[Document segment]
For the last five years I have been designing, developing and improving business models for clients using the business model canvas. For a simple tool it has a vast amount of subtlety and complexity buried in it. In that it is like Go, which I still remain a novice despite my best efforts.
Unlike company financials or other tools the business model canvas offer the possibility to deeply understand how a company makes money, and why it is not. We are looking at the skeleton and how the whole body moves, rather than it’s acne or the locks of rapidly greying hair.
I wanted to use this post to briefly describe where I have taken the business model canvas over the last year and where it can go in the future.
The basic business model canvas shows the underlying business model of the company. Set out on a single page of A4 it allows anyone to quickly understand the company and what is important to it.

Using the 9 segments of the business model we are able to make claims such as. Company X makes money by delivery value Y to customer group P and generates revenue by K.
A number of people have then taken the canvas and plugged sales and costs into it to give a sense of how money flows through the business model and is created and or destroyed.
Business Model Canvas and Performance
My focus has been on looking at performance. There are many existing KPIs inside companies and these can often be mapped onto the business model canvas. The result is an instant appreciation of how well the business model, as opposed to the company, is performing.
Because everything in the business model canvas can be seen as a system failure, analysis becomes as lot easier. Improvement plans can deliver more. For example sales performance can be low due to a poor value proposition which is caused by inadequate access to key resources.

[Goal A]
Please rewrite the part of the records that opens with the line containing "sensor-select-value: Temperature - m1" and closes with the line containing "option-label: Nesmotes geolocalization", replacing "option-label" with "choice-label" each time it appears and keeping everything else the same.
The post above has no connection to the records that come next.

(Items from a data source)
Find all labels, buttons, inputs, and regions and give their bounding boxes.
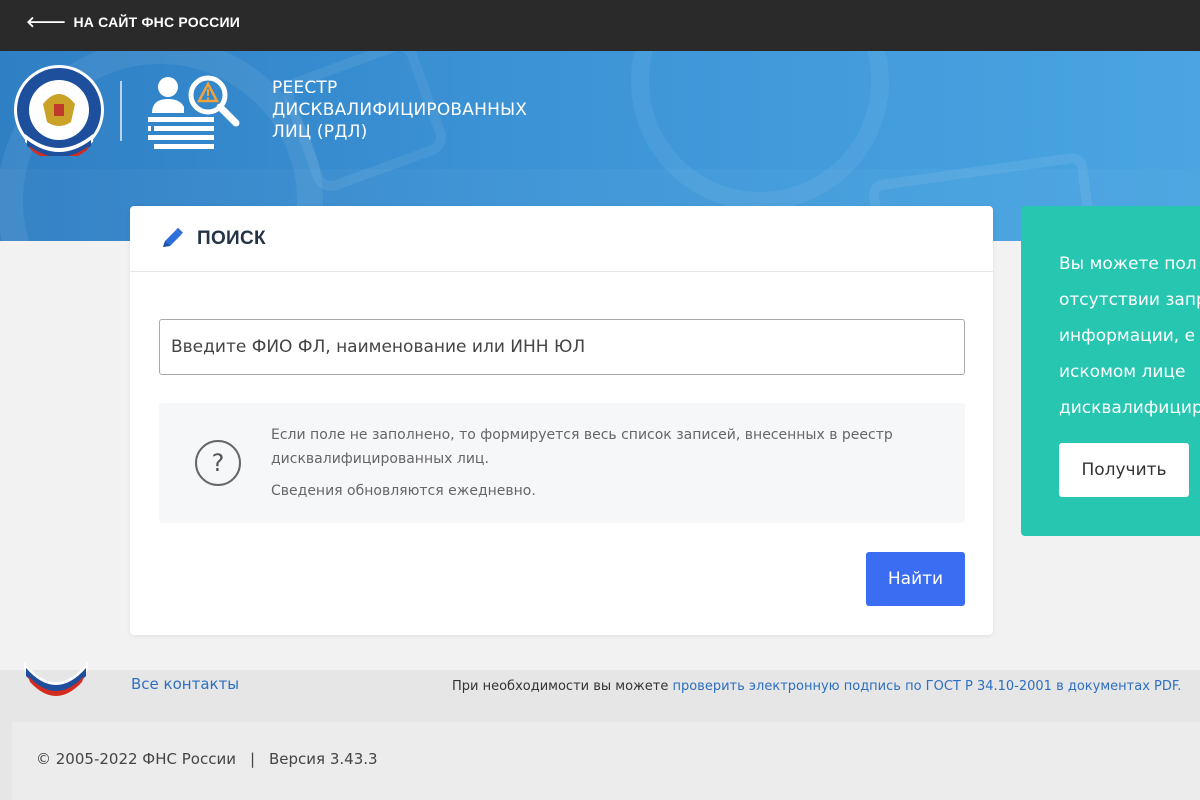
fns-emblem-logo[interactable] [13, 64, 105, 156]
back-link-label: НА САЙТ ФНС РОССИИ [73, 14, 240, 30]
get-certificate-button[interactable]: Получить [1059, 443, 1189, 497]
registry-title-line-1: РЕЕСТР [272, 78, 338, 98]
back-to-fns-link[interactable]: 🡐 НА САЙТ ФНС РОССИИ [26, 14, 240, 30]
find-button[interactable]: Найти [866, 552, 965, 606]
registry-title-line-2: ДИСКВАЛИФИЦИРОВАННЫХ [272, 100, 528, 120]
header-divider [120, 81, 122, 141]
search-title: ПОИСК [197, 228, 266, 249]
panel-text-line-1: Вы можете пол [1059, 254, 1197, 274]
registry-search-icon [148, 75, 240, 149]
registry-title: РЕЕСТР ДИСКВАЛИФИЦИРОВАННЫХ ЛИЦ (РДЛ) [272, 77, 527, 143]
hint-line-empty-field: Если поле не заполнено, то формируется в… [271, 427, 893, 467]
copyright-line: © 2005-2022 ФНС России | Версия 3.43.3 [36, 750, 378, 768]
signature-note: При необходимости вы можете проверить эл… [452, 679, 1181, 694]
footer-fns-logo [24, 662, 88, 696]
search-card: ПОИСК ? Если поле не заполнено, то форми… [130, 206, 993, 635]
panel-text-line-2: отсутствии запр [1059, 290, 1200, 310]
copyright-separator: | [249, 750, 256, 768]
copyright-text: © 2005-2022 ФНС России [36, 750, 236, 768]
panel-text-line-5: дисквалифицир [1059, 398, 1200, 418]
search-hint-text: Если поле не заполнено, то формируется в… [271, 423, 951, 503]
hint-line-daily-update: Сведения обновляются ежедневно. [271, 483, 536, 499]
search-card-header: ПОИСК [130, 206, 993, 272]
arrow-left-icon: 🡐 [26, 13, 67, 31]
verify-signature-link[interactable]: проверить электронную подпись по ГОСТ Р … [672, 679, 1181, 694]
search-hint-box: ? Если поле не заполнено, то формируется… [159, 403, 965, 523]
registry-title-line-3: ЛИЦ (РДЛ) [272, 122, 368, 142]
question-circle-icon: ? [195, 440, 241, 486]
certificate-panel-text: Вы можете пол отсутствии запр информации… [1059, 246, 1200, 426]
panel-text-line-4: искомом лице [1059, 362, 1186, 382]
all-contacts-link[interactable]: Все контакты [131, 675, 239, 693]
panel-text-line-3: информации, е [1059, 326, 1196, 346]
search-input[interactable] [159, 319, 965, 375]
certificate-panel: Вы можете пол отсутствии запр информации… [1021, 206, 1200, 536]
version-text: Версия 3.43.3 [269, 750, 378, 768]
signature-prefix: При необходимости вы можете [452, 679, 673, 694]
top-bar: 🡐 НА САЙТ ФНС РОССИИ [0, 0, 1200, 51]
pencil-icon [163, 228, 183, 247]
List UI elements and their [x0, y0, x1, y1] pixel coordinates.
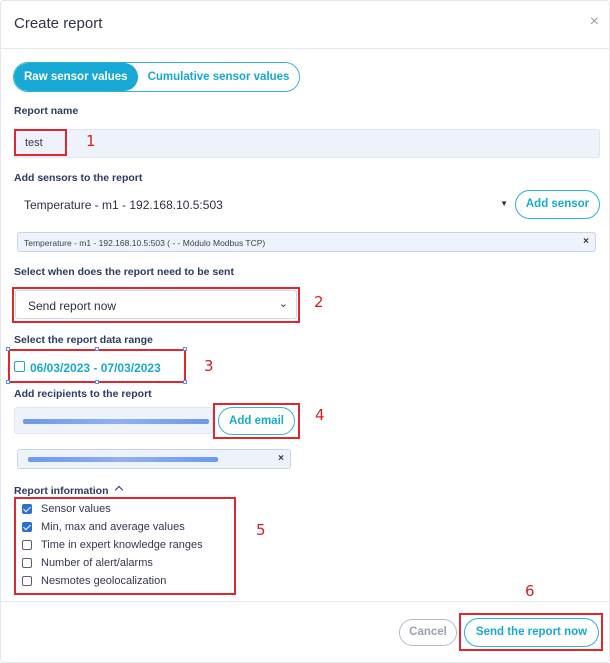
sensor-select-value: Temperature - m1 - 192.168.10.5:503 — [24, 198, 223, 212]
checkbox-checked-icon[interactable] — [22, 522, 32, 532]
option-label: Time in expert knowledge ranges — [41, 539, 203, 551]
annotation-number-4: 4 — [315, 406, 325, 424]
redacted-email — [23, 419, 209, 424]
resize-handle — [95, 347, 99, 351]
send-when-value: Send report now — [28, 299, 117, 313]
recipient-chip: × — [17, 449, 291, 469]
report-info-label: Report information — [14, 485, 109, 497]
chevron-up-icon[interactable] — [114, 485, 124, 495]
cancel-button[interactable]: Cancel — [399, 619, 457, 646]
dialog-header: Create report × — [1, 1, 609, 49]
annotation-number-5: 5 — [256, 521, 266, 539]
tab-raw-sensor-values[interactable]: Raw sensor values — [14, 63, 138, 91]
sensor-chip-label: Temperature - m1 - 192.168.10.5:503 ( - … — [24, 238, 266, 248]
resize-handle — [95, 380, 99, 384]
checkbox-checked-icon[interactable] — [22, 504, 32, 514]
recipients-label: Add recipients to the report — [14, 388, 152, 400]
resize-handle — [6, 347, 10, 351]
remove-sensor-icon[interactable]: × — [583, 236, 589, 247]
date-range-label: Select the report data range — [14, 334, 153, 346]
calendar-icon — [14, 361, 25, 372]
option-label: Sensor values — [41, 503, 111, 515]
resize-handle — [6, 380, 10, 384]
option-label: Number of alert/alarms — [41, 557, 153, 569]
annotation-number-2: 2 — [314, 293, 324, 311]
redacted-recipient — [28, 457, 218, 462]
send-when-label: Select when does the report need to be s… — [14, 266, 234, 278]
checkbox-unchecked-icon[interactable] — [22, 576, 32, 586]
tab-cumulative-sensor-values[interactable]: Cumulative sensor values — [137, 63, 300, 91]
date-range-picker[interactable]: 06/03/2023 - 07/03/2023 — [30, 361, 161, 375]
remove-recipient-icon[interactable]: × — [278, 453, 284, 464]
add-email-button[interactable]: Add email — [218, 407, 295, 435]
annotation-number-6: 6 — [525, 582, 535, 600]
send-report-button[interactable]: Send the report now — [464, 618, 599, 647]
dropdown-caret-icon: ▼ — [500, 199, 508, 208]
report-name-label: Report name — [14, 105, 79, 117]
checkbox-unchecked-icon[interactable] — [22, 558, 32, 568]
add-sensor-button[interactable]: Add sensor — [515, 190, 600, 219]
option-label: Nesmotes geolocalization — [41, 575, 167, 587]
option-label: Min, max and average values — [41, 521, 185, 533]
report-name-value: test — [25, 137, 43, 149]
value-type-toggle: Raw sensor values Cumulative sensor valu… — [13, 62, 301, 92]
recipient-email-input[interactable] — [14, 407, 213, 434]
dialog-title: Create report — [14, 15, 103, 32]
resize-handle — [183, 380, 187, 384]
report-name-input[interactable]: test — [14, 129, 600, 158]
chevron-down-icon: ⌄ — [278, 298, 288, 310]
checkbox-unchecked-icon[interactable] — [22, 540, 32, 550]
sensors-label: Add sensors to the report — [14, 172, 143, 184]
annotation-number-1: 1 — [86, 132, 96, 150]
sensor-chip: Temperature - m1 - 192.168.10.5:503 ( - … — [17, 232, 596, 252]
send-when-select[interactable]: Send report now ⌄ — [15, 290, 297, 319]
annotation-number-3: 3 — [204, 357, 214, 375]
close-icon[interactable]: × — [590, 13, 599, 31]
create-report-dialog: Create report × Raw sensor values Cumula… — [0, 0, 610, 663]
resize-handle — [183, 347, 187, 351]
sensor-select[interactable]: Temperature - m1 - 192.168.10.5:503 ▼ — [14, 192, 512, 219]
footer-divider — [1, 601, 609, 602]
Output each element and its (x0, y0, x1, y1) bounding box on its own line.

[Goal B]
Write out, word for word, the part of the business model canvas post that opens with the words containing "A number of" and closes with "company, is performing.".

[Complete response A]
sensor-select-value: Temperature - m1 - 192.168.10.5:503 — [24, 198, 223, 212]
checkbox-checked-icon[interactable] — [22, 522, 32, 532]
choice-label: Time in expert knowledge ranges — [41, 539, 203, 551]
annotation-number-4: 4 — [315, 406, 325, 424]
redacted-email — [23, 419, 209, 424]
resize-handle — [95, 347, 99, 351]
send-when-value: Send report now — [28, 299, 117, 313]
recipient-chip: × — [17, 449, 291, 469]
report-info-label: Report information — [14, 485, 109, 497]
chevron-up-icon[interactable] — [114, 485, 124, 495]
cancel-button[interactable]: Cancel — [399, 619, 457, 646]
dialog-header: Create report × — [1, 1, 609, 49]
annotation-number-5: 5 — [256, 521, 266, 539]
tab-raw-sensor-values[interactable]: Raw sensor values — [14, 63, 138, 91]
sensor-chip-label: Temperature - m1 - 192.168.10.5:503 ( - … — [24, 238, 266, 248]
resize-handle — [95, 380, 99, 384]
checkbox-checked-icon[interactable] — [22, 504, 32, 514]
recipients-label: Add recipients to the report — [14, 388, 152, 400]
resize-handle — [6, 347, 10, 351]
remove-sensor-icon[interactable]: × — [583, 236, 589, 247]
date-range-label: Select the report data range — [14, 334, 153, 346]
calendar-icon — [14, 361, 25, 372]
choice-label: Sensor values — [41, 503, 111, 515]
resize-handle — [6, 380, 10, 384]
choice-label: Number of alert/alarms — [41, 557, 153, 569]
annotation-number-2: 2 — [314, 293, 324, 311]
redacted-recipient — [28, 457, 218, 462]
send-when-label: Select when does the report need to be s… — [14, 266, 234, 278]
checkbox-unchecked-icon[interactable] — [22, 576, 32, 586]
tab-cumulative-sensor-values[interactable]: Cumulative sensor values — [137, 63, 300, 91]
date-range-picker[interactable]: 06/03/2023 - 07/03/2023 — [30, 361, 161, 375]
remove-recipient-icon[interactable]: × — [278, 453, 284, 464]
add-email-button[interactable]: Add email — [218, 407, 295, 435]
annotation-number-6: 6 — [525, 582, 535, 600]
send-report-button[interactable]: Send the report now — [464, 618, 599, 647]
dropdown-caret-icon: ▼ — [500, 199, 508, 208]
report-name-label: Report name — [14, 105, 79, 117]
checkbox-unchecked-icon[interactable] — [22, 558, 32, 568]
add-sensor-button[interactable]: Add sensor — [515, 190, 600, 219]
choice-label: Nesmotes geolocalization — [41, 575, 167, 587]

[Complete response B]
A number of people have then taken the canvas and plugged sales and costs into it to give a sense of how money flows through the business model and is created and or destroyed.
Business Model Canvas and Performance
My focus has been on looking at performance. There are many existing KPIs inside companies and these can often be mapped onto the business model canvas. The result is an instant appreciation of how well the business model, as opposed to the company, is performing.